** begin **
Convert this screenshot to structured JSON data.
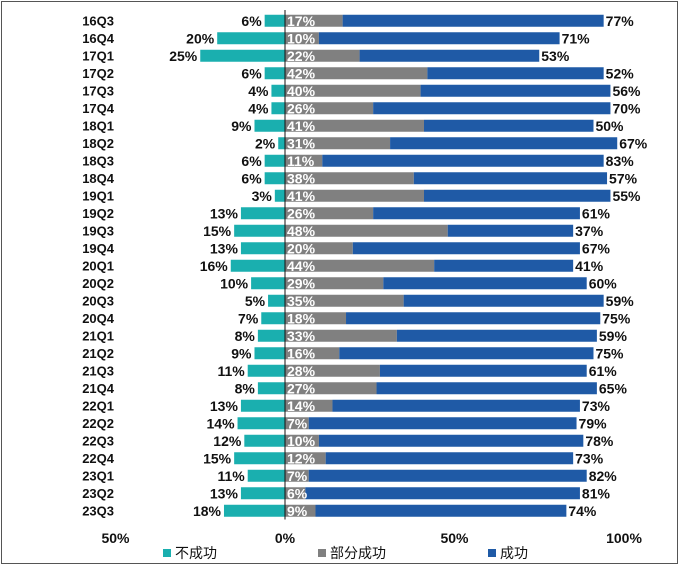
{
  "chart_data": {
    "type": "bar",
    "orientation": "horizontal",
    "stacked": true,
    "categories": [
      "16Q3",
      "16Q4",
      "17Q1",
      "17Q2",
      "17Q3",
      "17Q4",
      "18Q1",
      "18Q2",
      "18Q3",
      "18Q4",
      "19Q1",
      "19Q2",
      "19Q3",
      "19Q4",
      "20Q1",
      "20Q2",
      "20Q3",
      "20Q4",
      "21Q1",
      "21Q2",
      "21Q3",
      "21Q4",
      "22Q1",
      "22Q2",
      "22Q3",
      "22Q4",
      "23Q1",
      "23Q2",
      "23Q3"
    ],
    "series": [
      {
        "name": "不成功",
        "color": "#1AAFAF",
        "direction": "negative",
        "values": [
          6,
          20,
          25,
          6,
          4,
          4,
          9,
          2,
          6,
          6,
          3,
          13,
          15,
          13,
          16,
          10,
          5,
          7,
          8,
          9,
          11,
          8,
          13,
          14,
          12,
          15,
          11,
          13,
          18
        ]
      },
      {
        "name": "部分成功",
        "color": "#808080",
        "direction": "positive",
        "values": [
          17,
          10,
          22,
          42,
          40,
          26,
          41,
          31,
          11,
          38,
          41,
          26,
          48,
          20,
          44,
          29,
          35,
          18,
          33,
          16,
          28,
          27,
          14,
          7,
          10,
          12,
          7,
          6,
          9
        ]
      },
      {
        "name": "成功",
        "color": "#1F5AA6",
        "direction": "positive",
        "values": [
          77,
          71,
          53,
          52,
          56,
          70,
          50,
          67,
          83,
          57,
          55,
          61,
          37,
          67,
          41,
          60,
          59,
          75,
          59,
          75,
          61,
          65,
          73,
          79,
          78,
          73,
          82,
          81,
          74
        ]
      }
    ],
    "xaxis": {
      "ticks": [
        "50%",
        "0%",
        "50%",
        "100%"
      ],
      "range": [
        -50,
        100
      ]
    },
    "legend_position": "bottom",
    "grid": false
  }
}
** end **
Problem – Leave out the pictures and repeat everything else in the records exactly.

Complete answer –
Convert this screenshot to structured JSON data.
{
  "chart_data": {
    "type": "bar",
    "orientation": "horizontal",
    "stacked": true,
    "categories": [
      "16Q3",
      "16Q4",
      "17Q1",
      "17Q2",
      "17Q3",
      "17Q4",
      "18Q1",
      "18Q2",
      "18Q3",
      "18Q4",
      "19Q1",
      "19Q2",
      "19Q3",
      "19Q4",
      "20Q1",
      "20Q2",
      "20Q3",
      "20Q4",
      "21Q1",
      "21Q2",
      "21Q3",
      "21Q4",
      "22Q1",
      "22Q2",
      "22Q3",
      "22Q4",
      "23Q1",
      "23Q2",
      "23Q3"
    ],
    "series": [
      {
        "name": "不成功",
        "color": "#1AAFAF",
        "direction": "negative",
        "values": [
          6,
          20,
          25,
          6,
          4,
          4,
          9,
          2,
          6,
          6,
          3,
          13,
          15,
          13,
          16,
          10,
          5,
          7,
          8,
          9,
          11,
          8,
          13,
          14,
          12,
          15,
          11,
          13,
          18
        ]
      },
      {
        "name": "部分成功",
        "color": "#808080",
        "direction": "positive",
        "values": [
          17,
          10,
          22,
          42,
          40,
          26,
          41,
          31,
          11,
          38,
          41,
          26,
          48,
          20,
          44,
          29,
          35,
          18,
          33,
          16,
          28,
          27,
          14,
          7,
          10,
          12,
          7,
          6,
          9
        ]
      },
      {
        "name": "成功",
        "color": "#1F5AA6",
        "direction": "positive",
        "values": [
          77,
          71,
          53,
          52,
          56,
          70,
          50,
          67,
          83,
          57,
          55,
          61,
          37,
          67,
          41,
          60,
          59,
          75,
          59,
          75,
          61,
          65,
          73,
          79,
          78,
          73,
          82,
          81,
          74
        ]
      }
    ],
    "xaxis": {
      "ticks": [
        "50%",
        "0%",
        "50%",
        "100%"
      ],
      "range": [
        -50,
        100
      ]
    },
    "legend_position": "bottom",
    "grid": false
  }
}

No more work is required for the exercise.